→ LATIHAN 1:
Sesuai atau tidakkah pernyataan (a), (b), dan (c) berikut dengan artikel tentang Komisi Pemeriksa Kekayaan Penyelenggara Negara? Jawab masing-masing dengan ya atau tidak, lalu kutip kata-kata artikel yang menentukannya. (a) Tenggat terakhir pengembalian formulir daftar kekayaan bagi anggota DPR/MPR adalah 5 September. (b) Formulir daftar kekayaan yang harus diisi berjumlah 50 lembar. (c) Komisi sudah memberikan dua kali peringatan kepada anggota dewan.
→ LATIHAN 2:
Sambung artikel tentang Komisi Pemeriksa Kekayaan Penyelenggara Negara mulai setelah kalimat terakhirnya.

→ TEKS YANG DITAMPILKAN:

-------------------------

Ruang di lantai tiga adalah bagian paling "angker" dari kantor Komisi Pemeriksa Kekayaan Penyelenggara Negara. Di lantai teratas gedung bergaya kolonial itu, di Jakarta Pusat, anggota Komisi menanyai para pejabat negara yang diduga terlibat korupsi.
Setelah para hakim kasus Manulife dan Gubernur Jakarta Sutiyoso, kini tak kurang dari 32 pejabat menunggu giliran dipanggil. "Bila bukti penyelewengan itu cukup, Komisi akan menyerahkan berkasnya ke Kejaksaan Agung dan kepolisian," kata Yusuf Syakir, Ketua Komisi.
Ibarat ketel air, komisi yang bertugas memberantas korupsi di kalangan penyelenggara negara ini memang sudah mengepul dan mendenging-denging. Pekan lalu mereka juga menetapkan tenggat paling akhir bagi anggota dewan legislatif (DPR/MPR) untuk mengembalikan formulir daftar kekayaan: yakni 5 September pekan lalu. "Bila tidak terkumpul seminggu setelah deadline, kami akan mengadukan mereka ke polisi," kata Abdullah Hehamahua, Ketua Subkomisi Legislatif.
Abdullah memang punya alasan untuk geram. Sejak formulir dibagikan Maret 2001, hingga minggu lalu masih ada 155 anggota legislatif pusat yang belum mengembalikan lembaran itu. "Alasan sibuk jelas mengada-ada, karena formulir sudah dibagikan sejak satu setengah tahun lalu. Masa, mengisi 32 lembar saja nggak bisa," katanya.
Menurut Syakir, toleransi bagi anggota dewan sudah lebih dari cukup. "Seharusnya mereka sudah mengumpulkan formulir yang dibagikan pada pertengahan tahun 2001," katanya. Komisi, menurut Syakir, juga sudah memberikan tiga kali peringatan, yang terakhir bulan lalu. Toh, tidak mempan juga. "Saya hanya menjalankan undang-undang. Jika peraturan itu mewajibkan pejabat melaporkan kekayaan dan orangnya menolak, saya harus mengadu ke siapa? Kan ke polisi." Syakir memiliki dasar hukum, yakni Pasal 216 Kitab Undang-Undang Hukum Pidana tentang perbuatan melawan hukum.

-------------------------

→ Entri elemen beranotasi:

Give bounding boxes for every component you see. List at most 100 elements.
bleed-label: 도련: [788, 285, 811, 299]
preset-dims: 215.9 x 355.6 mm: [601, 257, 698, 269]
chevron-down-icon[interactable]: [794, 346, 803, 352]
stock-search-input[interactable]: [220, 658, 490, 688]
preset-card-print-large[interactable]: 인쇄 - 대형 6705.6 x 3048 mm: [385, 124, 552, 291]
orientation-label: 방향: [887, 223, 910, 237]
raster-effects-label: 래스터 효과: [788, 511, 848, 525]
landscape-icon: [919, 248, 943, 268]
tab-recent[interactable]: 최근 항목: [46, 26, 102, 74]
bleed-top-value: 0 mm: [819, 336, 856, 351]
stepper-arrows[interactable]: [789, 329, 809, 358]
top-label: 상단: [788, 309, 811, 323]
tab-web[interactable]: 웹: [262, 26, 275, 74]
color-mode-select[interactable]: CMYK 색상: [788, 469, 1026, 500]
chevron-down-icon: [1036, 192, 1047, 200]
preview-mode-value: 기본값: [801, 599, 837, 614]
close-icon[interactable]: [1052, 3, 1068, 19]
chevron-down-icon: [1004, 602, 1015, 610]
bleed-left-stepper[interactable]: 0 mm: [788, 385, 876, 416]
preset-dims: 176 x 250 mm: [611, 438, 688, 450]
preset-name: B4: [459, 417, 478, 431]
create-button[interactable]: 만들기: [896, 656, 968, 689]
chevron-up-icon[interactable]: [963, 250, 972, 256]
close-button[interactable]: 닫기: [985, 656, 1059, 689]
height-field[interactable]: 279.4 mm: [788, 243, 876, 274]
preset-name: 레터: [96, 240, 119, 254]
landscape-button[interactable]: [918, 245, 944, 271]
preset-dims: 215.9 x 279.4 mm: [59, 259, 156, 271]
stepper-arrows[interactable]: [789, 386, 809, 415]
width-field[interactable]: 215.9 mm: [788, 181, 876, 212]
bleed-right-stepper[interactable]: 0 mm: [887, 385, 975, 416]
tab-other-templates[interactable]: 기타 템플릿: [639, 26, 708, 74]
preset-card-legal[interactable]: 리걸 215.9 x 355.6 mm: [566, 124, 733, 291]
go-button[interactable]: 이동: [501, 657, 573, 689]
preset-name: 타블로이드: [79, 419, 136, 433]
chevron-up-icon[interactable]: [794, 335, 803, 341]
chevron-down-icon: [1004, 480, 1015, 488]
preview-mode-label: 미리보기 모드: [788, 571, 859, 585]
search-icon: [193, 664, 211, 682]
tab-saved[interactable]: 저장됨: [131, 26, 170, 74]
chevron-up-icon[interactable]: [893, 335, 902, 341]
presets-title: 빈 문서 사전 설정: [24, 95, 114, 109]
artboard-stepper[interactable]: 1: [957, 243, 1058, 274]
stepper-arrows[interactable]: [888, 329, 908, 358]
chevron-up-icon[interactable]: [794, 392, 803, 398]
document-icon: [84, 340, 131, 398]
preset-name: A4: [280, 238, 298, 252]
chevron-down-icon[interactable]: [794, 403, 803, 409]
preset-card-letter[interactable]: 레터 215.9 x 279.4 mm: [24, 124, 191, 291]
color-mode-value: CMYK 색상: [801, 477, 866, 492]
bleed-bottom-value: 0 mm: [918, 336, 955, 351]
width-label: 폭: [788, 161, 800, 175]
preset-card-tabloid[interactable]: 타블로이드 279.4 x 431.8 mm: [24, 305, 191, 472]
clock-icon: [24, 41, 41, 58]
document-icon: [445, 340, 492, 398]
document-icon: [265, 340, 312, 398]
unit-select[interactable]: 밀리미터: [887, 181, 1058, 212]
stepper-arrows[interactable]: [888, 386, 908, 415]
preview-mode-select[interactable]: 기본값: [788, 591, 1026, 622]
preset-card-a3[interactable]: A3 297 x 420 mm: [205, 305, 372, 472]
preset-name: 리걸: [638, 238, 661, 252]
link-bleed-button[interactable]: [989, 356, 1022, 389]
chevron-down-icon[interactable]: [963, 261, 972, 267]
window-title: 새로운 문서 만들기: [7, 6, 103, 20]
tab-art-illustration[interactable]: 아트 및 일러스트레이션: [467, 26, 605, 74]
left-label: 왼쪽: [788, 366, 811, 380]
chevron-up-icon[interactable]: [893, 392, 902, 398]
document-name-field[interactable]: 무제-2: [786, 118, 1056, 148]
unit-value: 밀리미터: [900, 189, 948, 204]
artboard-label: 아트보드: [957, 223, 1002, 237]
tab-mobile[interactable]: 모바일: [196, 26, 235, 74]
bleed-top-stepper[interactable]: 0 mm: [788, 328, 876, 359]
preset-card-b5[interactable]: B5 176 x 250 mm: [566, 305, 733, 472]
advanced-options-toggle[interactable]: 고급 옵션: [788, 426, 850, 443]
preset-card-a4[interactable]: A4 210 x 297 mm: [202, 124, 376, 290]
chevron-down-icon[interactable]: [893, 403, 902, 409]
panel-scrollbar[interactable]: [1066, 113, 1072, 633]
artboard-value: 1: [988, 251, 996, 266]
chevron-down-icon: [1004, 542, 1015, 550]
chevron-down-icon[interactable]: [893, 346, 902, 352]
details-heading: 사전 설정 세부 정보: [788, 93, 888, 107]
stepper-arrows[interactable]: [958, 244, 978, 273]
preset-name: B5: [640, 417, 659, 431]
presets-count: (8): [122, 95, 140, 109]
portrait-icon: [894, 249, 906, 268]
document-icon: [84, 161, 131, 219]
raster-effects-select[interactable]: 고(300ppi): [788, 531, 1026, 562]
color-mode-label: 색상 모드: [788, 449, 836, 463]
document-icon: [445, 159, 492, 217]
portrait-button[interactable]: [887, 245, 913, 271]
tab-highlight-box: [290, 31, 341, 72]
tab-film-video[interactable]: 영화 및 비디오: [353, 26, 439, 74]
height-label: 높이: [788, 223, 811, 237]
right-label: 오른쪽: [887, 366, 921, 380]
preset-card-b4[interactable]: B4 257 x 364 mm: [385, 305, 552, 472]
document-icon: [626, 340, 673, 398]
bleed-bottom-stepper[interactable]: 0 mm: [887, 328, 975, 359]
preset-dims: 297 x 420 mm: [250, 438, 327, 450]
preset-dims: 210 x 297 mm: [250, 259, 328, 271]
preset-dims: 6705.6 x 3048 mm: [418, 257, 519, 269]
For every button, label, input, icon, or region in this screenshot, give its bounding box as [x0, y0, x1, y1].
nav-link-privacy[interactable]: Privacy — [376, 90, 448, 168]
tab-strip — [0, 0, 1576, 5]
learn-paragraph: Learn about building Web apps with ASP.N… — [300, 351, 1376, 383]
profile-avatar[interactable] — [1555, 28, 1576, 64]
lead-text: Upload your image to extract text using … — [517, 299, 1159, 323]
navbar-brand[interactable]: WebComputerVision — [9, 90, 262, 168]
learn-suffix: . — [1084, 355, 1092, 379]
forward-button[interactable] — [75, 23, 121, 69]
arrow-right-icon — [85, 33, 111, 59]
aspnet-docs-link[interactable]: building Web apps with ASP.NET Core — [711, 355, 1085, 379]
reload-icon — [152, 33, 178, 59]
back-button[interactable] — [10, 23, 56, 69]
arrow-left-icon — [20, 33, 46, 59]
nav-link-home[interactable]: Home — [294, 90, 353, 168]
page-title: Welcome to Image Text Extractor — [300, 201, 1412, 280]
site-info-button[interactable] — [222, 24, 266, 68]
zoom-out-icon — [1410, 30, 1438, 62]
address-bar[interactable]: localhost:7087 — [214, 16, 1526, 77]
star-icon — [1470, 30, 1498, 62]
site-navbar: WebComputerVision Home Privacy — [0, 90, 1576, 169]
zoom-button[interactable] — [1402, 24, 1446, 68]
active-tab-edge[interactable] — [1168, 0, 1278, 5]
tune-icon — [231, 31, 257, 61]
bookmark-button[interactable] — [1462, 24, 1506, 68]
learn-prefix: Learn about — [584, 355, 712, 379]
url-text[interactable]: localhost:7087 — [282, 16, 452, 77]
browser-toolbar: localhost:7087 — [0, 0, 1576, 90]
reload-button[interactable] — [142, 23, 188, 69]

-------------------------

→ JAWABAN YANG DIHARAPKAN 1:
(a) Ya: "yakni 5 September pekan lalu"
(b) Tidak: "Masa, mengisi 32 lembar saja nggak bisa"
(c) Tidak: "juga sudah memberikan tiga kali peringatan, yang terakhir bulan lalu"

→ JAWABAN YANG DIHARAPKAN 2:
Menurut Abdullah, anggota DPR/MPR yang membandel sama saja melanggar ketetapan MPR tentang penyelenggara negara yang bersih, yang dibuatnya sendiri pada 1998. Ketika dibuat, ketetapan itu dipandang sebagai salah satu tonggak penting pemberantasan korupsi—praktek yang sangat lazim pada zaman Soeharto.
Pernyataan Abdullah dan Syakir memang keras. Tapi benar-benar beranikah komisi itu melaporkan para pembandel ke polisi? Masih harus ditunggu pekan ini. Tapi, suatu hal yang pasti, komisi ini belum melaporkan satu pun pejabat yang sudah diperiksanya di lantai "angker" kantor mereka. Syakir memang mengakui bahwa komisinya tidak terlalu bergigi. "Bahkan ada orang yang mengusulkan agar komisi ini dibubarkan."
Kerja komisi beranggotakan 35 orang ini memang sangat berat. Komisi itu diresmikan Presiden Abdurrahman Wahid pada Januari 2001 dan akan berakhir usianya pada 2005. Mereka bertugas memeriksa tak kurang dari 60 ribu daftar kekayaan penyelenggara negara. Sasarannya adalah mendata kekayaan presiden dan wakilnya, menteri, gubernur, bupati, jaksa, pejabat badan usaha milik negara dan daerah, serta anggota DPR pusat maupun daerah.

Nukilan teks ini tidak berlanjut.